>> BEGIN

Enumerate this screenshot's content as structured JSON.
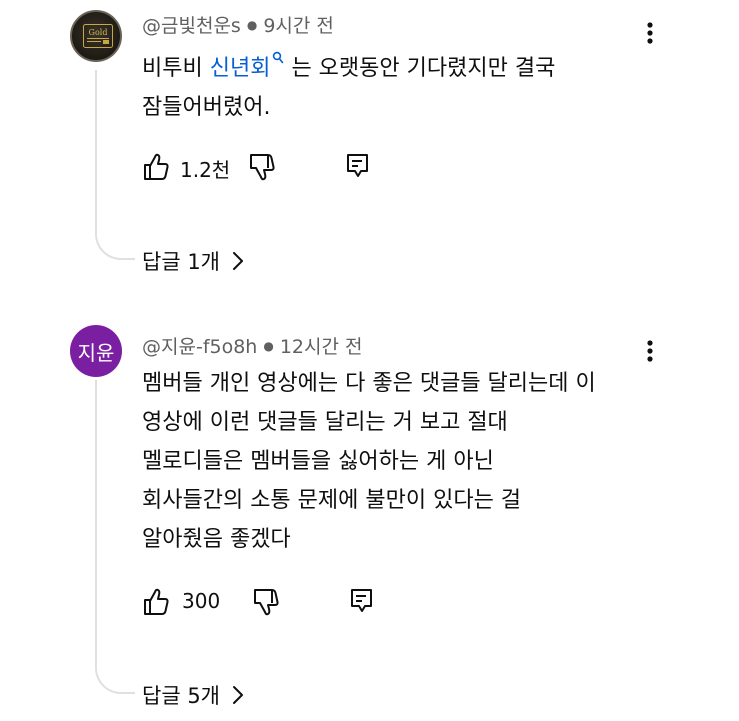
{
  "comments": [
    {
      "author": "@금빛천운s",
      "time": "9시간 전",
      "avatar_logo_text": "Gold",
      "text_before": "비투비 ",
      "tag": "신년회",
      "text_after": " 는 오랫동안 기다렸지만 결국",
      "text_line2": "잠들어버렸어.",
      "likes": "1.2천",
      "replies": "답글 1개"
    },
    {
      "author": "@지윤-f5o8h",
      "time": "12시간 전",
      "avatar_text": "지윤",
      "lines": [
        "멤버들 개인 영상에는 다 좋은 댓글들 달리는데 이",
        "영상에 이런 댓글들 달리는 거 보고 절대",
        "멜로디들은 멤버들을 싫어하는 게 아닌",
        "회사들간의 소통 문제에 불만이 있다는 걸",
        "알아줬음 좋겠다"
      ],
      "likes": "300",
      "replies": "답글 5개"
    }
  ],
  "icons": {
    "like": "thumbs-up-icon",
    "dislike": "thumbs-down-icon",
    "reply": "reply-icon",
    "more": "more-vert-icon",
    "chevron": "chevron-right-icon",
    "search": "search-icon"
  },
  "colors": {
    "link": "#065fd4",
    "meta": "#606060",
    "avatar_purple": "#7b1fa2"
  }
}
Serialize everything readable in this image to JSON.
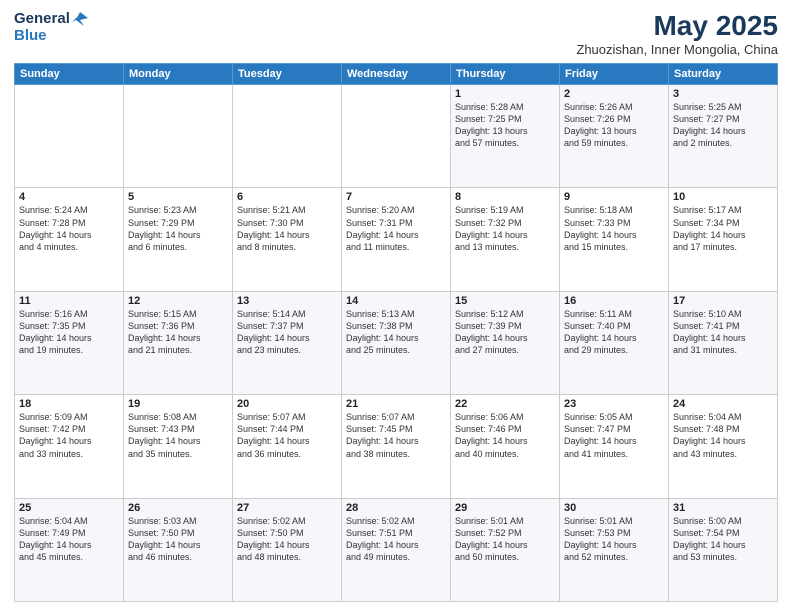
{
  "header": {
    "logo_general": "General",
    "logo_blue": "Blue",
    "month_title": "May 2025",
    "location": "Zhuozishan, Inner Mongolia, China"
  },
  "weekdays": [
    "Sunday",
    "Monday",
    "Tuesday",
    "Wednesday",
    "Thursday",
    "Friday",
    "Saturday"
  ],
  "weeks": [
    [
      {
        "day": "",
        "info": ""
      },
      {
        "day": "",
        "info": ""
      },
      {
        "day": "",
        "info": ""
      },
      {
        "day": "",
        "info": ""
      },
      {
        "day": "1",
        "info": "Sunrise: 5:28 AM\nSunset: 7:25 PM\nDaylight: 13 hours\nand 57 minutes."
      },
      {
        "day": "2",
        "info": "Sunrise: 5:26 AM\nSunset: 7:26 PM\nDaylight: 13 hours\nand 59 minutes."
      },
      {
        "day": "3",
        "info": "Sunrise: 5:25 AM\nSunset: 7:27 PM\nDaylight: 14 hours\nand 2 minutes."
      }
    ],
    [
      {
        "day": "4",
        "info": "Sunrise: 5:24 AM\nSunset: 7:28 PM\nDaylight: 14 hours\nand 4 minutes."
      },
      {
        "day": "5",
        "info": "Sunrise: 5:23 AM\nSunset: 7:29 PM\nDaylight: 14 hours\nand 6 minutes."
      },
      {
        "day": "6",
        "info": "Sunrise: 5:21 AM\nSunset: 7:30 PM\nDaylight: 14 hours\nand 8 minutes."
      },
      {
        "day": "7",
        "info": "Sunrise: 5:20 AM\nSunset: 7:31 PM\nDaylight: 14 hours\nand 11 minutes."
      },
      {
        "day": "8",
        "info": "Sunrise: 5:19 AM\nSunset: 7:32 PM\nDaylight: 14 hours\nand 13 minutes."
      },
      {
        "day": "9",
        "info": "Sunrise: 5:18 AM\nSunset: 7:33 PM\nDaylight: 14 hours\nand 15 minutes."
      },
      {
        "day": "10",
        "info": "Sunrise: 5:17 AM\nSunset: 7:34 PM\nDaylight: 14 hours\nand 17 minutes."
      }
    ],
    [
      {
        "day": "11",
        "info": "Sunrise: 5:16 AM\nSunset: 7:35 PM\nDaylight: 14 hours\nand 19 minutes."
      },
      {
        "day": "12",
        "info": "Sunrise: 5:15 AM\nSunset: 7:36 PM\nDaylight: 14 hours\nand 21 minutes."
      },
      {
        "day": "13",
        "info": "Sunrise: 5:14 AM\nSunset: 7:37 PM\nDaylight: 14 hours\nand 23 minutes."
      },
      {
        "day": "14",
        "info": "Sunrise: 5:13 AM\nSunset: 7:38 PM\nDaylight: 14 hours\nand 25 minutes."
      },
      {
        "day": "15",
        "info": "Sunrise: 5:12 AM\nSunset: 7:39 PM\nDaylight: 14 hours\nand 27 minutes."
      },
      {
        "day": "16",
        "info": "Sunrise: 5:11 AM\nSunset: 7:40 PM\nDaylight: 14 hours\nand 29 minutes."
      },
      {
        "day": "17",
        "info": "Sunrise: 5:10 AM\nSunset: 7:41 PM\nDaylight: 14 hours\nand 31 minutes."
      }
    ],
    [
      {
        "day": "18",
        "info": "Sunrise: 5:09 AM\nSunset: 7:42 PM\nDaylight: 14 hours\nand 33 minutes."
      },
      {
        "day": "19",
        "info": "Sunrise: 5:08 AM\nSunset: 7:43 PM\nDaylight: 14 hours\nand 35 minutes."
      },
      {
        "day": "20",
        "info": "Sunrise: 5:07 AM\nSunset: 7:44 PM\nDaylight: 14 hours\nand 36 minutes."
      },
      {
        "day": "21",
        "info": "Sunrise: 5:07 AM\nSunset: 7:45 PM\nDaylight: 14 hours\nand 38 minutes."
      },
      {
        "day": "22",
        "info": "Sunrise: 5:06 AM\nSunset: 7:46 PM\nDaylight: 14 hours\nand 40 minutes."
      },
      {
        "day": "23",
        "info": "Sunrise: 5:05 AM\nSunset: 7:47 PM\nDaylight: 14 hours\nand 41 minutes."
      },
      {
        "day": "24",
        "info": "Sunrise: 5:04 AM\nSunset: 7:48 PM\nDaylight: 14 hours\nand 43 minutes."
      }
    ],
    [
      {
        "day": "25",
        "info": "Sunrise: 5:04 AM\nSunset: 7:49 PM\nDaylight: 14 hours\nand 45 minutes."
      },
      {
        "day": "26",
        "info": "Sunrise: 5:03 AM\nSunset: 7:50 PM\nDaylight: 14 hours\nand 46 minutes."
      },
      {
        "day": "27",
        "info": "Sunrise: 5:02 AM\nSunset: 7:50 PM\nDaylight: 14 hours\nand 48 minutes."
      },
      {
        "day": "28",
        "info": "Sunrise: 5:02 AM\nSunset: 7:51 PM\nDaylight: 14 hours\nand 49 minutes."
      },
      {
        "day": "29",
        "info": "Sunrise: 5:01 AM\nSunset: 7:52 PM\nDaylight: 14 hours\nand 50 minutes."
      },
      {
        "day": "30",
        "info": "Sunrise: 5:01 AM\nSunset: 7:53 PM\nDaylight: 14 hours\nand 52 minutes."
      },
      {
        "day": "31",
        "info": "Sunrise: 5:00 AM\nSunset: 7:54 PM\nDaylight: 14 hours\nand 53 minutes."
      }
    ]
  ]
}
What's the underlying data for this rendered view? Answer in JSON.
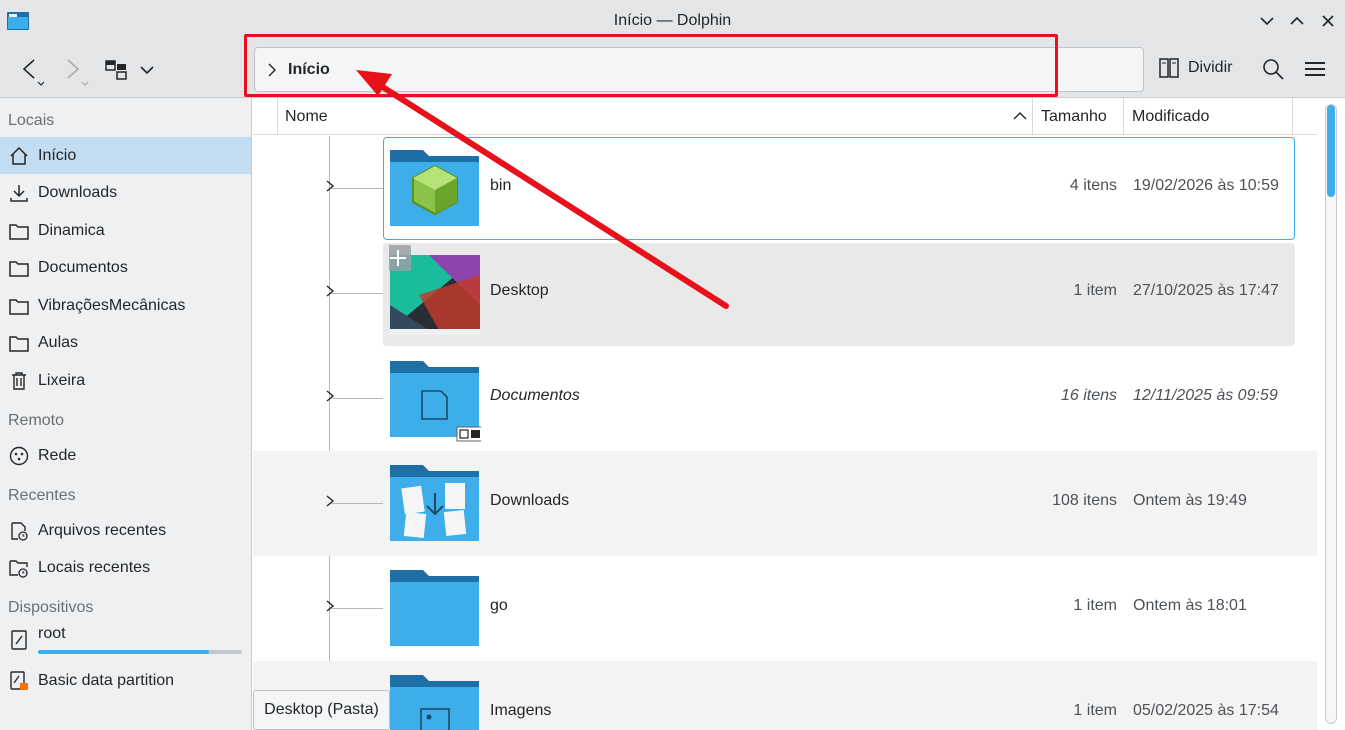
{
  "window": {
    "title": "Início — Dolphin"
  },
  "toolbar": {
    "location_text": "Início",
    "split_label": "Dividir"
  },
  "sidebar": {
    "sections": {
      "places": "Locais",
      "remote": "Remoto",
      "recent": "Recentes",
      "devices": "Dispositivos"
    },
    "places": [
      {
        "label": "Início",
        "icon": "home-icon"
      },
      {
        "label": "Downloads",
        "icon": "download-icon"
      },
      {
        "label": "Dinamica",
        "icon": "folder-icon"
      },
      {
        "label": "Documentos",
        "icon": "folder-icon"
      },
      {
        "label": "VibraçõesMecânicas",
        "icon": "folder-icon"
      },
      {
        "label": "Aulas",
        "icon": "folder-icon"
      },
      {
        "label": "Lixeira",
        "icon": "trash-icon"
      }
    ],
    "remote": [
      {
        "label": "Rede",
        "icon": "network-icon"
      }
    ],
    "recent": [
      {
        "label": "Arquivos recentes",
        "icon": "recent-files-icon"
      },
      {
        "label": "Locais recentes",
        "icon": "recent-places-icon"
      }
    ],
    "devices": [
      {
        "label": "root",
        "icon": "drive-icon",
        "usage": 0.84
      },
      {
        "label": "Basic data partition",
        "icon": "drive-warning-icon"
      }
    ]
  },
  "columns": {
    "name": "Nome",
    "size": "Tamanho",
    "modified": "Modificado"
  },
  "files": [
    {
      "name": "bin",
      "size": "4 itens",
      "modified": "19/02/2026 às 10:59"
    },
    {
      "name": "Desktop",
      "size": "1 item",
      "modified": "27/10/2025 às 17:47"
    },
    {
      "name": "Documentos",
      "size": "16 itens",
      "modified": "12/11/2025 às 09:59"
    },
    {
      "name": "Downloads",
      "size": "108 itens",
      "modified": "Ontem às 19:49"
    },
    {
      "name": "go",
      "size": "1 item",
      "modified": "Ontem às 18:01"
    },
    {
      "name": "Imagens",
      "size": "1 item",
      "modified": "05/02/2025 às 17:54"
    }
  ],
  "tooltip": "Desktop (Pasta)",
  "colors": {
    "accent": "#3daee9",
    "annotation": "#e8101a",
    "folder_blue": "#3daee9",
    "folder_dark": "#1d6fa5"
  }
}
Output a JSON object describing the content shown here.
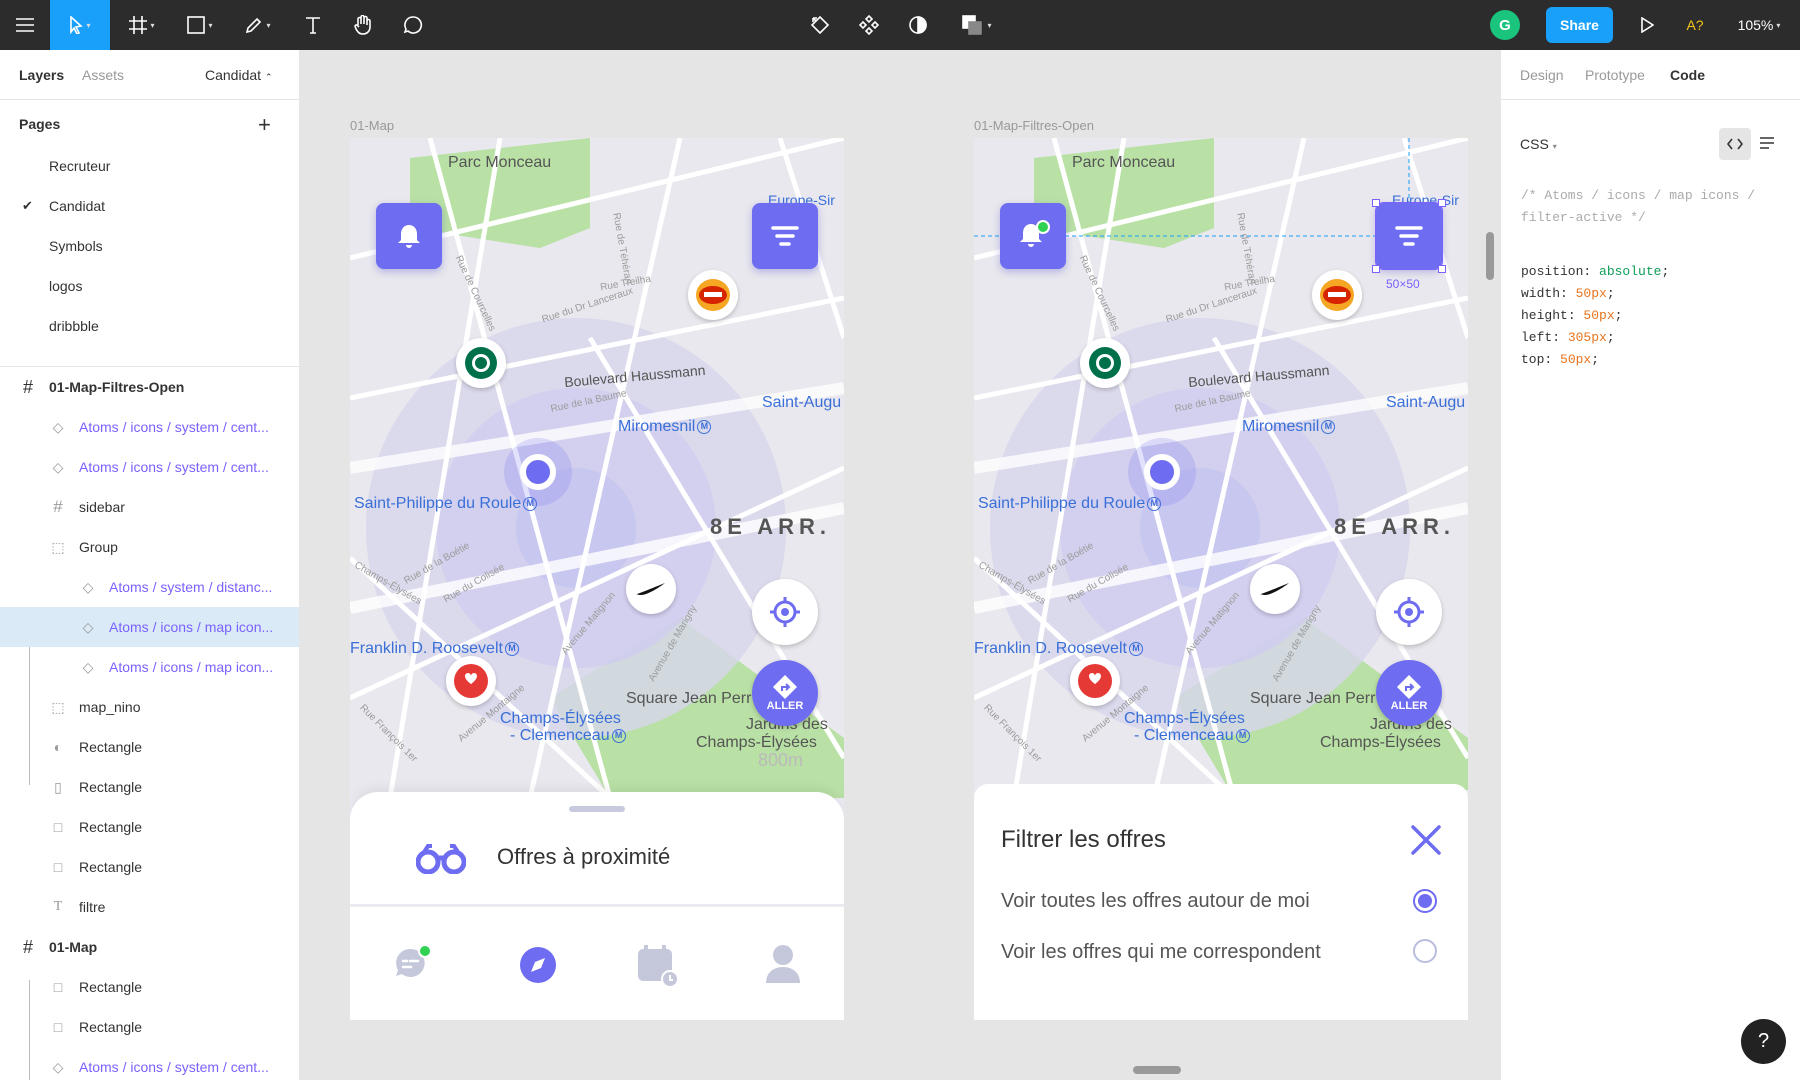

>> END

Short exercise :: Scan the data for the word "this" and copy every line where it shows up.

Correct answer ::
Enumerate this screenshot's content as structured JSON.
Serialize everything readable in this image to JSON.
What's the underlying data for this rendered view? Answer in JSON.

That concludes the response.